** Start Source material **
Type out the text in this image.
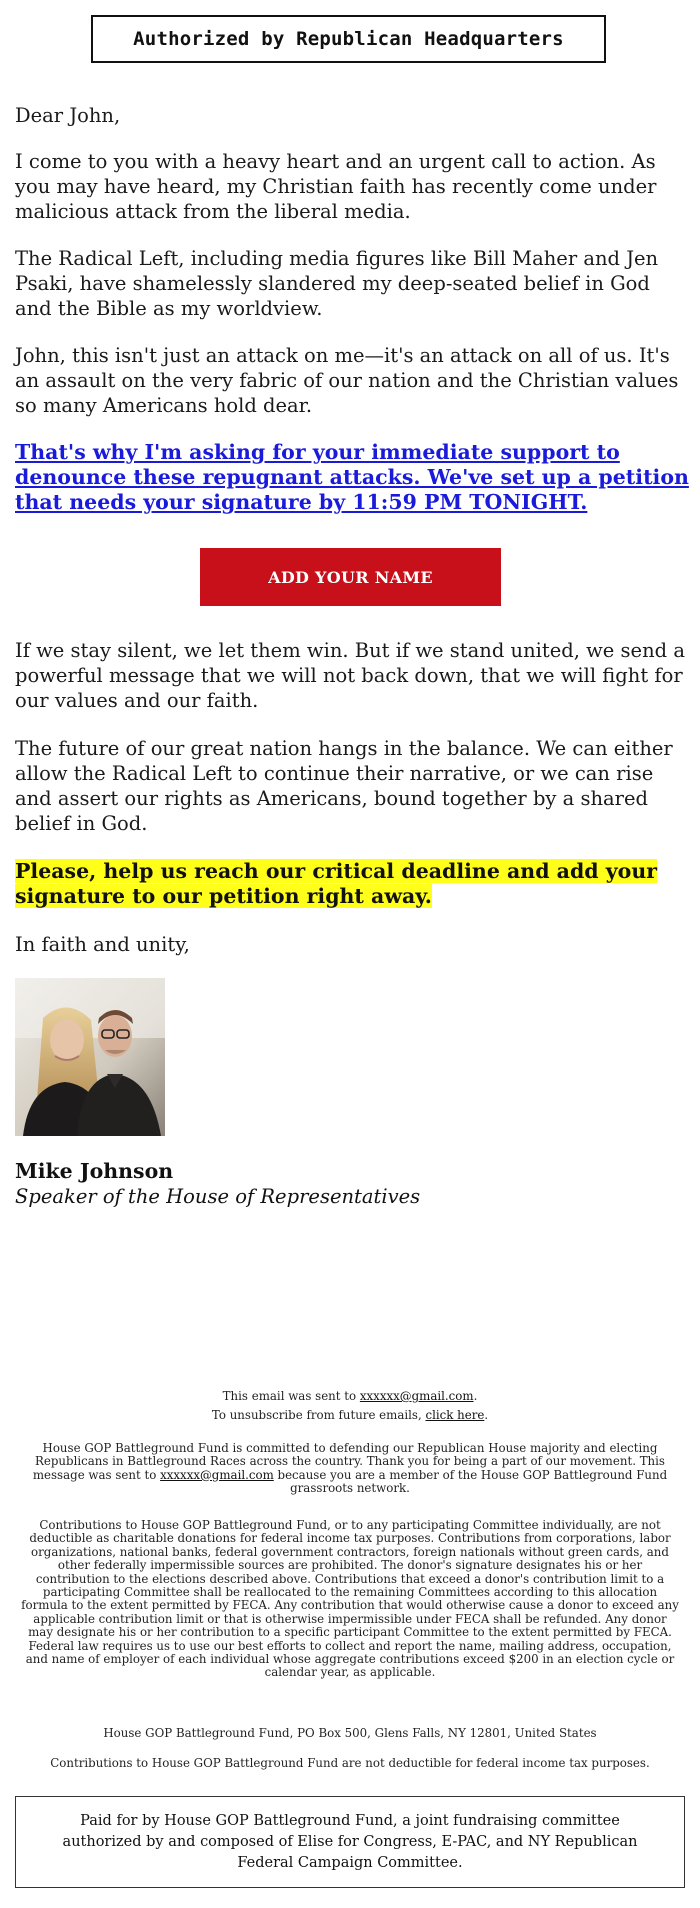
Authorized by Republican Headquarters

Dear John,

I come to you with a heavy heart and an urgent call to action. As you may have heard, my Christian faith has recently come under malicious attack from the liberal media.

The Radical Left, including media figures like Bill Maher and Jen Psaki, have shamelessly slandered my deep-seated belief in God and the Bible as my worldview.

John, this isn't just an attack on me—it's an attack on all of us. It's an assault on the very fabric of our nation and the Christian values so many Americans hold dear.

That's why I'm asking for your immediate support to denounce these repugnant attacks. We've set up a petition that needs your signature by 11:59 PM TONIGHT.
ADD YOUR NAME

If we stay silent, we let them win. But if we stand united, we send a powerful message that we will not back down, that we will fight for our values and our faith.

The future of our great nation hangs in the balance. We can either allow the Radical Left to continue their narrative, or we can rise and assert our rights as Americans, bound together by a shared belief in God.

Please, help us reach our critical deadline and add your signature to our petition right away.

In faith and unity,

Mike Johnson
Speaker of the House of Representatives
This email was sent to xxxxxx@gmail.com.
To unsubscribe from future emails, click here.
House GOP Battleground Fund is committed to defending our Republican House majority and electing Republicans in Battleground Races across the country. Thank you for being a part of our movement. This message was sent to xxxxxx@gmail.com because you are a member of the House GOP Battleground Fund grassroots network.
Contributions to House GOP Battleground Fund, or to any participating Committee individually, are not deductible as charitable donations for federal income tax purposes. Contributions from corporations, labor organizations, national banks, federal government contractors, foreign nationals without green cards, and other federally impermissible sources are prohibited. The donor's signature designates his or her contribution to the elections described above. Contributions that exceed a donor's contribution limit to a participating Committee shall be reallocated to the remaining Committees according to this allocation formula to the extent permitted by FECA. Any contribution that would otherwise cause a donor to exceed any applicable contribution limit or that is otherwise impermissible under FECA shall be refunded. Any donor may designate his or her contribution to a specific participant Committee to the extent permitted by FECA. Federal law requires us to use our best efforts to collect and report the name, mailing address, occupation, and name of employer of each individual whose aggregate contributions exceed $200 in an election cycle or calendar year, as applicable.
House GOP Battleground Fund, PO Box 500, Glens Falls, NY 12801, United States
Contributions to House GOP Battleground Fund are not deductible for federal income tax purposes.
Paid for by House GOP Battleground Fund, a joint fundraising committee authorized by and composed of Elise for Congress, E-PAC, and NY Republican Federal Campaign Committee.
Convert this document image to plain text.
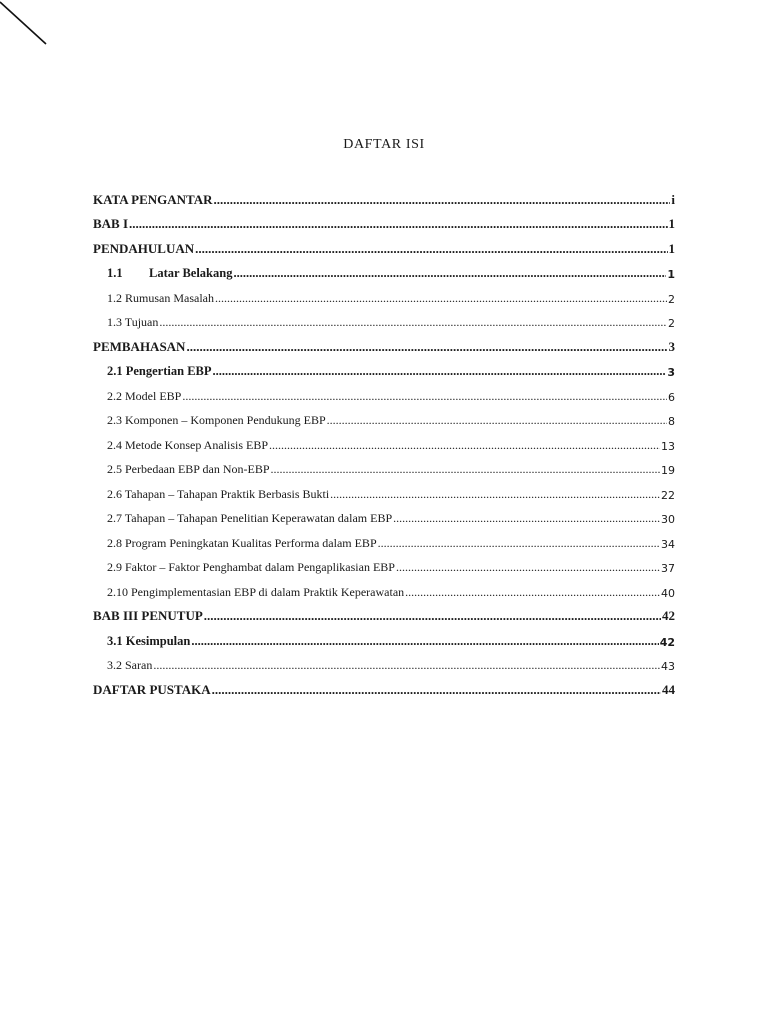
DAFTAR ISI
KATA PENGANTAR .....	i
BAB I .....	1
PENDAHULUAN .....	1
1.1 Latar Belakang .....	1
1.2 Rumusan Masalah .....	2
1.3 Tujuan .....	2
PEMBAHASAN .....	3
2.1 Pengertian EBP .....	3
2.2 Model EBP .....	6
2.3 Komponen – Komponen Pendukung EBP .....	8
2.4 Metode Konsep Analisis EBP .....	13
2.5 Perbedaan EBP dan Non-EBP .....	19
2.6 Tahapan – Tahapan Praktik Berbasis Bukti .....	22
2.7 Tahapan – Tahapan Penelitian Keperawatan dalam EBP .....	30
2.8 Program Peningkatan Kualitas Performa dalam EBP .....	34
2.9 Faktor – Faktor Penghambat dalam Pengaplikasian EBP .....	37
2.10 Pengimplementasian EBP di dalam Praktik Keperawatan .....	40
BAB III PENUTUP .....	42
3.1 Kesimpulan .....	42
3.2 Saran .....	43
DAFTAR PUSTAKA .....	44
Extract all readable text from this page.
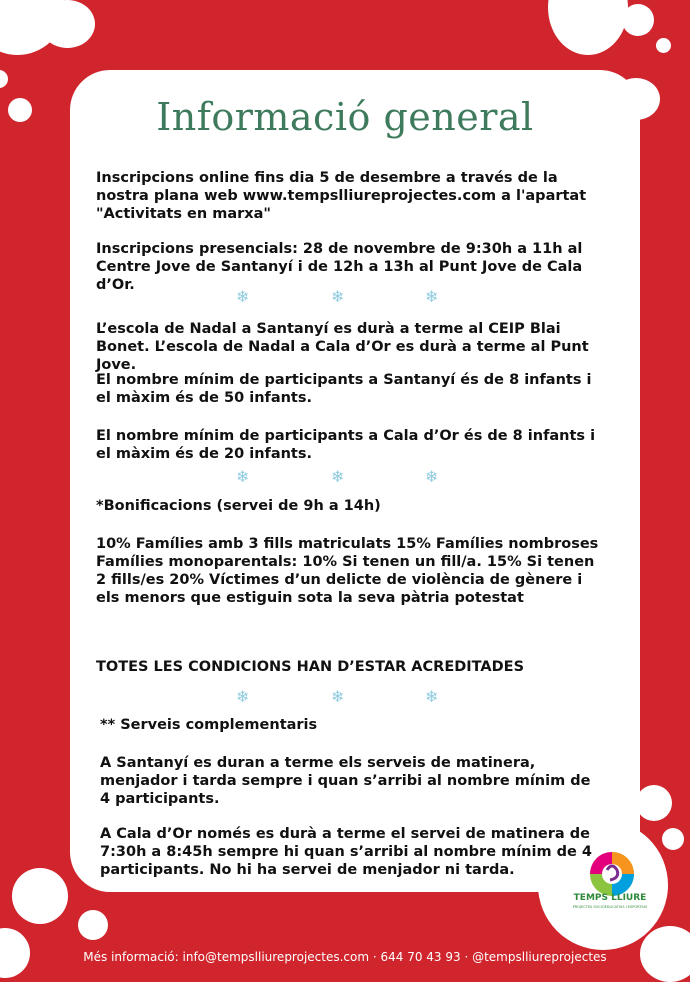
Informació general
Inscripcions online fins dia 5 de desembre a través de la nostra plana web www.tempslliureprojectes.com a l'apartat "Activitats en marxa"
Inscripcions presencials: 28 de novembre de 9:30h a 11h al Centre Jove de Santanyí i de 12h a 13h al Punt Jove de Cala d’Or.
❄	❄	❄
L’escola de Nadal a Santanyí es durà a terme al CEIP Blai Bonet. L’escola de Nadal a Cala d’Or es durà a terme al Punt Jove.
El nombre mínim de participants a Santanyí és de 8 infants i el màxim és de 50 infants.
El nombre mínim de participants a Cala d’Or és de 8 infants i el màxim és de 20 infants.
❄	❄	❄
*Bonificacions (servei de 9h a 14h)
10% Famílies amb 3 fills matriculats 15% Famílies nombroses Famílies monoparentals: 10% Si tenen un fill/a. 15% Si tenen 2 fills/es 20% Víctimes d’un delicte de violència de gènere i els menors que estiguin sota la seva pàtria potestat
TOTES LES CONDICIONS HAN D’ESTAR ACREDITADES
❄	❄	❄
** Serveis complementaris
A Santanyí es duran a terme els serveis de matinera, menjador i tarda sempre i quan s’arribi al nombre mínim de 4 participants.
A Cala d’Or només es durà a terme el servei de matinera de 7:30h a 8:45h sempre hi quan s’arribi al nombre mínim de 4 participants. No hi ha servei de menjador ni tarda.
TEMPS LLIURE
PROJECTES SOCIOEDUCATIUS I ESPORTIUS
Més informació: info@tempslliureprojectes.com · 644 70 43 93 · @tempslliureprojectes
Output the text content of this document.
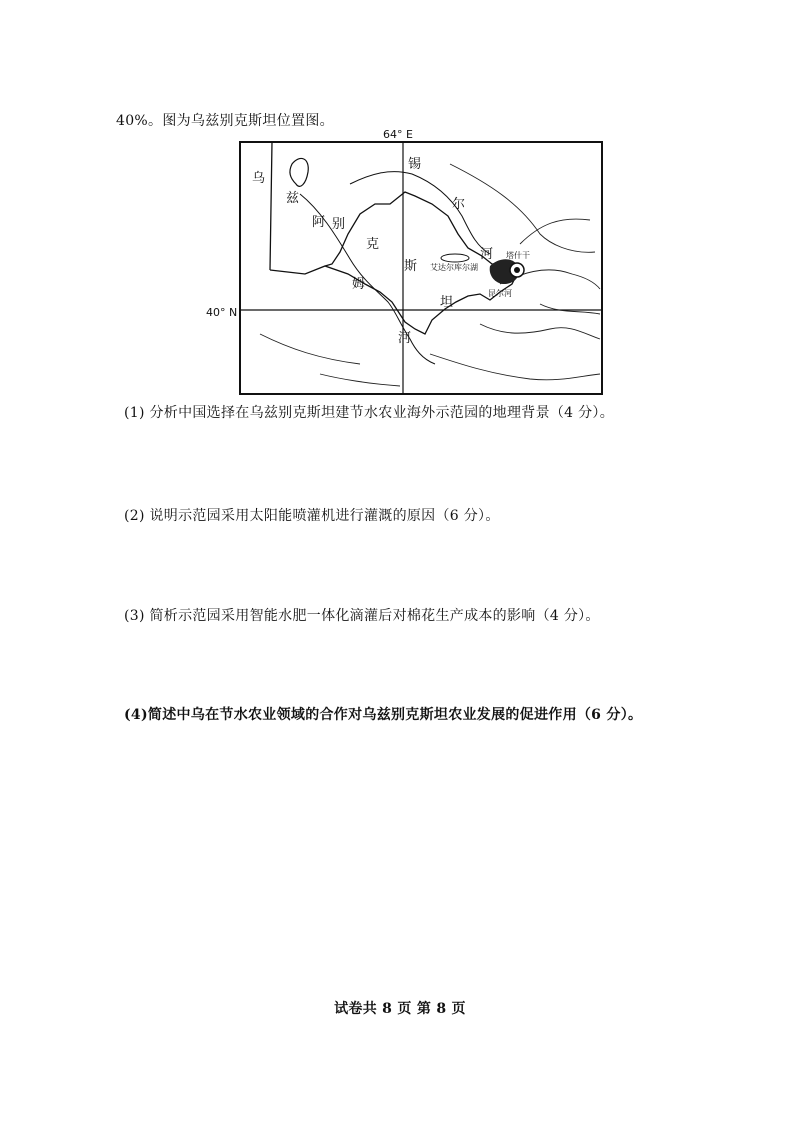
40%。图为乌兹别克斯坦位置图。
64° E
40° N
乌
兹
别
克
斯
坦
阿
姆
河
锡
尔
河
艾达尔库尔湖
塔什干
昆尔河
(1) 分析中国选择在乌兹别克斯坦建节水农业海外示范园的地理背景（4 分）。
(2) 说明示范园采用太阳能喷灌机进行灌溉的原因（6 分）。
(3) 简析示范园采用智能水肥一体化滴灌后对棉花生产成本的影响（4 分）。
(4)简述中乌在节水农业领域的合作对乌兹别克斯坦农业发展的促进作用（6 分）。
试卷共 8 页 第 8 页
** End Source material **
■ Instruction ■
Scan the listing above and copy all lines containing the word "Keperawatan".

■ The solution ■
2.7 Tahapan – Tahapan Penelitian Keperawatan dalam EBP .....	30
2.10 Pengimplementasian EBP di dalam Praktik Keperawatan .....	40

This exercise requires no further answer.